▸ RECORD LIST:

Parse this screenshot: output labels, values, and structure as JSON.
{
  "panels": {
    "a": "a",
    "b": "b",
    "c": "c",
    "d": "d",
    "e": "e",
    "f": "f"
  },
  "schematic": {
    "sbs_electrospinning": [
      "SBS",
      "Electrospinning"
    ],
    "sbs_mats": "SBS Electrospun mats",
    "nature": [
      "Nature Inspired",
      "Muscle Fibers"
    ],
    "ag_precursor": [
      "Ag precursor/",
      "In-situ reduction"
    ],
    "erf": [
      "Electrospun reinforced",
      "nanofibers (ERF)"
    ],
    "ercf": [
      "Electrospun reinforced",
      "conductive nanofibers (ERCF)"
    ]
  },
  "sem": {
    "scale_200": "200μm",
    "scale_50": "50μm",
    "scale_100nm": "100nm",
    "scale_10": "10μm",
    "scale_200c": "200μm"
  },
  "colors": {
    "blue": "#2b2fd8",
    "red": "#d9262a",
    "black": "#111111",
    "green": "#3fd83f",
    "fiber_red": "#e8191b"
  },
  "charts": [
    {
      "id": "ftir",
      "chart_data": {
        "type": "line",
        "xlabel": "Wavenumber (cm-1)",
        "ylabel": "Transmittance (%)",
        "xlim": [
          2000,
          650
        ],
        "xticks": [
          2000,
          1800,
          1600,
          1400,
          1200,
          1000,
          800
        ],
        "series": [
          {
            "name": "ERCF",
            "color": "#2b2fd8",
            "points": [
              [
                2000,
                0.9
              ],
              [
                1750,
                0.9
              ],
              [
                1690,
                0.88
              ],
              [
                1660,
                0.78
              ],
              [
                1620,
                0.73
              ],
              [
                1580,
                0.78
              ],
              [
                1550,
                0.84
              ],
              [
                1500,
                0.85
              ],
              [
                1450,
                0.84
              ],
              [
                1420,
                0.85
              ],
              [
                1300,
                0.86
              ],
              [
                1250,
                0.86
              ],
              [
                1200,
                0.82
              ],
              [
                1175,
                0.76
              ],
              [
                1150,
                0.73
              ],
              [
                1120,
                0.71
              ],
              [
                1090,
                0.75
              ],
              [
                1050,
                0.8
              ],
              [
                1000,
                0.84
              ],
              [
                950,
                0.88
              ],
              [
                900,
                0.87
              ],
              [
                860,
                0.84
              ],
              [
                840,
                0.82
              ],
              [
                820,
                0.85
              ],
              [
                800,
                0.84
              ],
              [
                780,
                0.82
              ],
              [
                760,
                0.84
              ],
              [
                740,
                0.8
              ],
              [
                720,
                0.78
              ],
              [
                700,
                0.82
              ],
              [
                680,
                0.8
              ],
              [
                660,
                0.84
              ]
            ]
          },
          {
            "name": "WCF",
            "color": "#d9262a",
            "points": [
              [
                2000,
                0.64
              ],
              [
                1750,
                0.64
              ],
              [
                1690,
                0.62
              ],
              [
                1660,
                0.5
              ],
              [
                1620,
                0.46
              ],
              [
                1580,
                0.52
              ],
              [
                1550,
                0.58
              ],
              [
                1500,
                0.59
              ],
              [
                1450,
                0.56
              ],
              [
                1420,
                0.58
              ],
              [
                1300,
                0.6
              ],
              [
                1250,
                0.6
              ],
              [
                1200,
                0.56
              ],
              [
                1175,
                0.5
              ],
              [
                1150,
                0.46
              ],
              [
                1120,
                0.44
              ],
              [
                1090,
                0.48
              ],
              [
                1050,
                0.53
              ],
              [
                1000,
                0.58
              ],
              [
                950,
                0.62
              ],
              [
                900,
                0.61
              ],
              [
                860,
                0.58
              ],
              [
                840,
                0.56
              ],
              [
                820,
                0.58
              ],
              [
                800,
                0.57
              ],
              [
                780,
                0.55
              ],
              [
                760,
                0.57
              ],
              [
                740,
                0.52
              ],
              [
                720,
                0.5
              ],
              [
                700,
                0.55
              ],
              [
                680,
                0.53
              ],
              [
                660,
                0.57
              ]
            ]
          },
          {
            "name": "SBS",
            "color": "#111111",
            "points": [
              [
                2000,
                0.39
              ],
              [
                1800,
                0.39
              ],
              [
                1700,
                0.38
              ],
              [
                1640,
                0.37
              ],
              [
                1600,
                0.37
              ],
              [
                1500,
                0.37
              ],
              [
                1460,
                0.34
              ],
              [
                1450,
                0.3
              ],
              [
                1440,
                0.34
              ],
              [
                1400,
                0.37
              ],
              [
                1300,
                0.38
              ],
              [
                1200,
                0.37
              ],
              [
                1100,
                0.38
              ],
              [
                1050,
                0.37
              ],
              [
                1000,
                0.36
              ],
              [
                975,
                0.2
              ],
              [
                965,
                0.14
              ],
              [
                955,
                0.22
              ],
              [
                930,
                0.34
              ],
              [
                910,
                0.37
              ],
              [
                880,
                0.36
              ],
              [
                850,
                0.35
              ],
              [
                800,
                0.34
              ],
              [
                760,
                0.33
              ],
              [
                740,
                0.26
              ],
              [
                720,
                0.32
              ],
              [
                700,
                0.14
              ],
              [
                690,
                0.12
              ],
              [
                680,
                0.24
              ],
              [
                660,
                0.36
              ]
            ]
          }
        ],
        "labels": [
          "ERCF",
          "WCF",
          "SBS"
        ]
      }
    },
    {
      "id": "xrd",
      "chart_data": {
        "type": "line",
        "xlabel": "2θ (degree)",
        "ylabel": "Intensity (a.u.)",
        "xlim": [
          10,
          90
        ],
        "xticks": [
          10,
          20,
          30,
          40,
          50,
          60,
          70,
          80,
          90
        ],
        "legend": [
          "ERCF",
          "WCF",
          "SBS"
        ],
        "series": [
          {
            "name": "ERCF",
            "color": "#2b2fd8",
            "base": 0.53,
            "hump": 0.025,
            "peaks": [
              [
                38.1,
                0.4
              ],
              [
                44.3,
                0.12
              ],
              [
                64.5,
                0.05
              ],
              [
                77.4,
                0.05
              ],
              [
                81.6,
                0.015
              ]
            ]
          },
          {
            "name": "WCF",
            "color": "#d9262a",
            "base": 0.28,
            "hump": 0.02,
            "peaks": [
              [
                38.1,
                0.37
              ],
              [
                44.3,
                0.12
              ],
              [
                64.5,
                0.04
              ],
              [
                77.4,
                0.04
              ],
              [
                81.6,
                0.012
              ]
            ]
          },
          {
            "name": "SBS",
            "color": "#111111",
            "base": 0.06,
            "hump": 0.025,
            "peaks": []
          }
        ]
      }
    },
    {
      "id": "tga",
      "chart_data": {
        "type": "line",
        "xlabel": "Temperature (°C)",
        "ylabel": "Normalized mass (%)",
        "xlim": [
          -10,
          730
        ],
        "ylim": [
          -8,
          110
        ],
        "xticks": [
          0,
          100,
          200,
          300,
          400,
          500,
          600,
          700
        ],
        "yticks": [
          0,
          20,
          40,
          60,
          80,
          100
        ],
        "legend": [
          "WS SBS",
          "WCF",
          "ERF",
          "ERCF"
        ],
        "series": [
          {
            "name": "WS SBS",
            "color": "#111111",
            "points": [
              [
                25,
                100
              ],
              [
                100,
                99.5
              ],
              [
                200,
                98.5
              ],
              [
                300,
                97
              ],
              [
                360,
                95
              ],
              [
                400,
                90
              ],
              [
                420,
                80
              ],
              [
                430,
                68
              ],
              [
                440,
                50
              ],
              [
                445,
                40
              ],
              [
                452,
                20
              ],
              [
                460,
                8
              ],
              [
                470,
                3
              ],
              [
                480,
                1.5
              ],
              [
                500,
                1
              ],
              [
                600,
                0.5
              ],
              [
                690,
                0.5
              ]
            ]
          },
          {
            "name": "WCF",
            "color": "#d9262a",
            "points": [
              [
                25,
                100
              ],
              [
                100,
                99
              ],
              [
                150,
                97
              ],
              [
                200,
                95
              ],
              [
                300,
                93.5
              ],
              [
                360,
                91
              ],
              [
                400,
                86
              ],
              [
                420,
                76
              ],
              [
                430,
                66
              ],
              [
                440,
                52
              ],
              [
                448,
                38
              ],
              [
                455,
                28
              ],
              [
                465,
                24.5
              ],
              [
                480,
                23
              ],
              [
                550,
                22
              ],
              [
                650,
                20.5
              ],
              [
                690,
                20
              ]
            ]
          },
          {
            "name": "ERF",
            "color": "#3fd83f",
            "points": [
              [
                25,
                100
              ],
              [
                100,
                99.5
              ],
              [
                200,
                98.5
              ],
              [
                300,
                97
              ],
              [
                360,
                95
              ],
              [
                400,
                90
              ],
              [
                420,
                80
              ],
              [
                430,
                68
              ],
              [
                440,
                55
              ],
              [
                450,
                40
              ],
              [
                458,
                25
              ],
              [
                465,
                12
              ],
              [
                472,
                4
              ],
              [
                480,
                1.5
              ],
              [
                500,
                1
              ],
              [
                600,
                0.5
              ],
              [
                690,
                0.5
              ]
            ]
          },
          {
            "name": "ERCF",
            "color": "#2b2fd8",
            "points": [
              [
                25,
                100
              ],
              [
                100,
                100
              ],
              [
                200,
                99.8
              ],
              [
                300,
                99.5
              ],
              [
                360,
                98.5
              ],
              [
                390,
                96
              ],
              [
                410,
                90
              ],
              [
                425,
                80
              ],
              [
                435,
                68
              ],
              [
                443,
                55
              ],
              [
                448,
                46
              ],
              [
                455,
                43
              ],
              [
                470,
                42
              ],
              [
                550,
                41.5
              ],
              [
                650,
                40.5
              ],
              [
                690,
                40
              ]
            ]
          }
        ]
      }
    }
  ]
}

▸ CHALLENGE:
Pick out the lines that have the word "xlabel". Copy them all.

▸ COMPLETED TASK:
        "xlabel": "Wavenumber (cm-1)",
        "xlabel": "2θ (degree)",
        "xlabel": "Temperature (°C)",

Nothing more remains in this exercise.